━━━━━ Provided text ━━━━━
My suggestion is that you use the money for influence matching. Influence matching (A term I am borrowing from give well) is where you use the large amount of money you have as an opportunity to combine the boring option with some a donation matching scheme specifically targeted at a group of people who are not currently within the Effective Altruism community—attempting to draw them in and use the matching as a “hook” to educate and bring new people into the community—over time having a multiplying donation effect.
I would imagine a good group to do this with is an online or offline community with some commitment to charity—but not one where EA is well known (For example a University Club, a Church or local humanist group, a non-EA blog readership or message board) . A recent good example is that Bill Gates partnered with a prominent youtuber (John Green) to produce an educational video on African nutrition and then offered a $100,000 donation matching scheme for the community of that vlogger—drawing them into the ongoing work of his foundation in that area through an email newsletter.
━━━━━
Directions for this task – Continue the passage on influence matching from where it stops.
━━━━━ Provided material ━━━━━
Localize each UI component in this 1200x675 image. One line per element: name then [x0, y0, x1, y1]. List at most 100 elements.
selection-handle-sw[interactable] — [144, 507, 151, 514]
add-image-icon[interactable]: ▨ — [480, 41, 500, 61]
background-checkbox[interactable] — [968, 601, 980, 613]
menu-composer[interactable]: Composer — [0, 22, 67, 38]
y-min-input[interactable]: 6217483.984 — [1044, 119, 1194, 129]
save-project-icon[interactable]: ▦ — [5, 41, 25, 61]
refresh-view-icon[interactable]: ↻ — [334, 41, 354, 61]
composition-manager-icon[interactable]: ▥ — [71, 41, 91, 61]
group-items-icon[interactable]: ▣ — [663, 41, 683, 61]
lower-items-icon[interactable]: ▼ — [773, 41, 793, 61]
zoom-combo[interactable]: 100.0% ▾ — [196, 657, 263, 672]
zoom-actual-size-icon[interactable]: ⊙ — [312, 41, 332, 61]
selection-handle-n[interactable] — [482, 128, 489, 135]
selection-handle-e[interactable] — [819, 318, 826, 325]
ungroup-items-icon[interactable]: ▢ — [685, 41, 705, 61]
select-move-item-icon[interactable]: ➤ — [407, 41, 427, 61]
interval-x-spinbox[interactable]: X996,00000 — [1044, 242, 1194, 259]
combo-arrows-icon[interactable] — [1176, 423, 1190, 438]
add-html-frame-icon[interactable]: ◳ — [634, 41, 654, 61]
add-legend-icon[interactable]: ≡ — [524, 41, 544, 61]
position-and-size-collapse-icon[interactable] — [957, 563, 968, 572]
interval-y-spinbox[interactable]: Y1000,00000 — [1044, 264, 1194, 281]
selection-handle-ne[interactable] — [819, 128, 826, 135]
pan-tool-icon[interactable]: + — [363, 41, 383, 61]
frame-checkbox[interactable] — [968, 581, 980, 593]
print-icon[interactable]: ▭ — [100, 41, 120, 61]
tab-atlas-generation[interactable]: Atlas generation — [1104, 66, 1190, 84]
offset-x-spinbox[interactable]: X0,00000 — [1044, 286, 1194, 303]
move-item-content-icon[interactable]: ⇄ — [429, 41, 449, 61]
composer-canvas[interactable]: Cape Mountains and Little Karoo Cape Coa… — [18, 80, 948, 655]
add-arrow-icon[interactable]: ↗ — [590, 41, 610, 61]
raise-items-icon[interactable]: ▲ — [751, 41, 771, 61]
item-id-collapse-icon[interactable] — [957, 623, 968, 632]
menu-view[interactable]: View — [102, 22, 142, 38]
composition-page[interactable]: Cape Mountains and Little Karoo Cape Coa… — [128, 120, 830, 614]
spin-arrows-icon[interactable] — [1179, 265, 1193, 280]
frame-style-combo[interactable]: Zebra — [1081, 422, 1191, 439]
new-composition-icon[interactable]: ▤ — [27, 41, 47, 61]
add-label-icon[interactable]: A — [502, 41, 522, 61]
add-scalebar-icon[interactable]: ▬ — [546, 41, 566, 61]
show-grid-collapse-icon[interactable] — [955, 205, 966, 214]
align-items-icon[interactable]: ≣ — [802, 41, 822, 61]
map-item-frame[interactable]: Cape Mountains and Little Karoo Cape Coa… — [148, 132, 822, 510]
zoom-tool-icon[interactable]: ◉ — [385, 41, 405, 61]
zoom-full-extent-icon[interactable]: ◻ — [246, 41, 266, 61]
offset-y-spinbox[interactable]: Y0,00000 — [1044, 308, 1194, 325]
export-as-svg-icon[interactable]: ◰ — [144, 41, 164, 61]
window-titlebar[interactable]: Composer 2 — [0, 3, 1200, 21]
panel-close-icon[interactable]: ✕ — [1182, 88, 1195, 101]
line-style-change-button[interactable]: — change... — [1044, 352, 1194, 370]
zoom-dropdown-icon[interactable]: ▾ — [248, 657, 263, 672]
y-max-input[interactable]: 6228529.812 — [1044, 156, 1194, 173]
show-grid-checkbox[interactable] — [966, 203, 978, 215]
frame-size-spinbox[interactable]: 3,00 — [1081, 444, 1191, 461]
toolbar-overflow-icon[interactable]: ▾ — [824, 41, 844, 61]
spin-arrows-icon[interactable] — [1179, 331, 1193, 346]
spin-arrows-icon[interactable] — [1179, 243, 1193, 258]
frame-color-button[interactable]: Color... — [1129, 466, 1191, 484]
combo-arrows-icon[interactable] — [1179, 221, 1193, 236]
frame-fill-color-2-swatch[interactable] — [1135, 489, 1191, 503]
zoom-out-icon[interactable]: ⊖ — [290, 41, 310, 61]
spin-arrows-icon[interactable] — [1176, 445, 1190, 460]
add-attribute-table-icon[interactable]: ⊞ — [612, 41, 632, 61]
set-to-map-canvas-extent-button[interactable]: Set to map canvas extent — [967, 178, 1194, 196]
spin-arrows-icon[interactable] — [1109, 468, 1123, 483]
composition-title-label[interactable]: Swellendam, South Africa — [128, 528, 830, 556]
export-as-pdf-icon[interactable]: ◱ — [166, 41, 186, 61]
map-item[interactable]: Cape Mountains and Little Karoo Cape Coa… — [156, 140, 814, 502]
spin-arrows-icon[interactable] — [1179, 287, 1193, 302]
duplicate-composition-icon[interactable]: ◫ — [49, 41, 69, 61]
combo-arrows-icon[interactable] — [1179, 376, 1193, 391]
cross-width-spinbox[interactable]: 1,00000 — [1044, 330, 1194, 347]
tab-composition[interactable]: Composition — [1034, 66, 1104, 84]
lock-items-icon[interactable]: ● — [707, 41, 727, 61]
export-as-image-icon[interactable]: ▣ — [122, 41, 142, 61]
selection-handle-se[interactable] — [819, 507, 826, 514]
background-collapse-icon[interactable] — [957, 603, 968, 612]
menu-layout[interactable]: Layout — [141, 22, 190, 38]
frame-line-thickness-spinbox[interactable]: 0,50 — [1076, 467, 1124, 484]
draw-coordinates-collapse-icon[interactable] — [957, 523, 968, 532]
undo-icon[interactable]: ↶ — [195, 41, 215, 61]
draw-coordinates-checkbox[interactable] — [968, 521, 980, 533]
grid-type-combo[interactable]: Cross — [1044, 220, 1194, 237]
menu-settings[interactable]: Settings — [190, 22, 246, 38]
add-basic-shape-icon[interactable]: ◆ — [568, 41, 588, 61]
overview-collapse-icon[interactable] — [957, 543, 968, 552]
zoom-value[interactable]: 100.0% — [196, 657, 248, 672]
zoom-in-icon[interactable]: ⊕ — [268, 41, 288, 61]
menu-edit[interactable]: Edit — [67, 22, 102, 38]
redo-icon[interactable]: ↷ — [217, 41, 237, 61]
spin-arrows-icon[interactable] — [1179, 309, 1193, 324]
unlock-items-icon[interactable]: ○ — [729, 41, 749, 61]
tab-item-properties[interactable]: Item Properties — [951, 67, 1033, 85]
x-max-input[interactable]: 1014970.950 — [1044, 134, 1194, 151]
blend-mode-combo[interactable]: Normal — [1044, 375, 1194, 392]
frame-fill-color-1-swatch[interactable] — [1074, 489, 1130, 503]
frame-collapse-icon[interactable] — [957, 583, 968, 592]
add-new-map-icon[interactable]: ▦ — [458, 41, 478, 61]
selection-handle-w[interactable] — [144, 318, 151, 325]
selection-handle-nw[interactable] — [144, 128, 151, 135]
━━━━━
Output of the task –
Careful design would maximise the impact, and would require some thought but I suggest this as it is boring+++ - it will do at least as much good as the “boring” option as well as having a significant additional impact potential (though I don’t like the name—the opportunity to donate a large amount to an EA cause would be pretty exciting to me). For other options you need a very compelling case as to how it does does actually beat the boring option, and for $20,000 to $200,000 it seems unlikely that you would have the time or the resources to actually show that case beyond a somewhat fuzzy argument.
This is a great idea, I heard that the dollar-per-dollar match offered in the Charity Science walk caused a big increase in the amount which people donated.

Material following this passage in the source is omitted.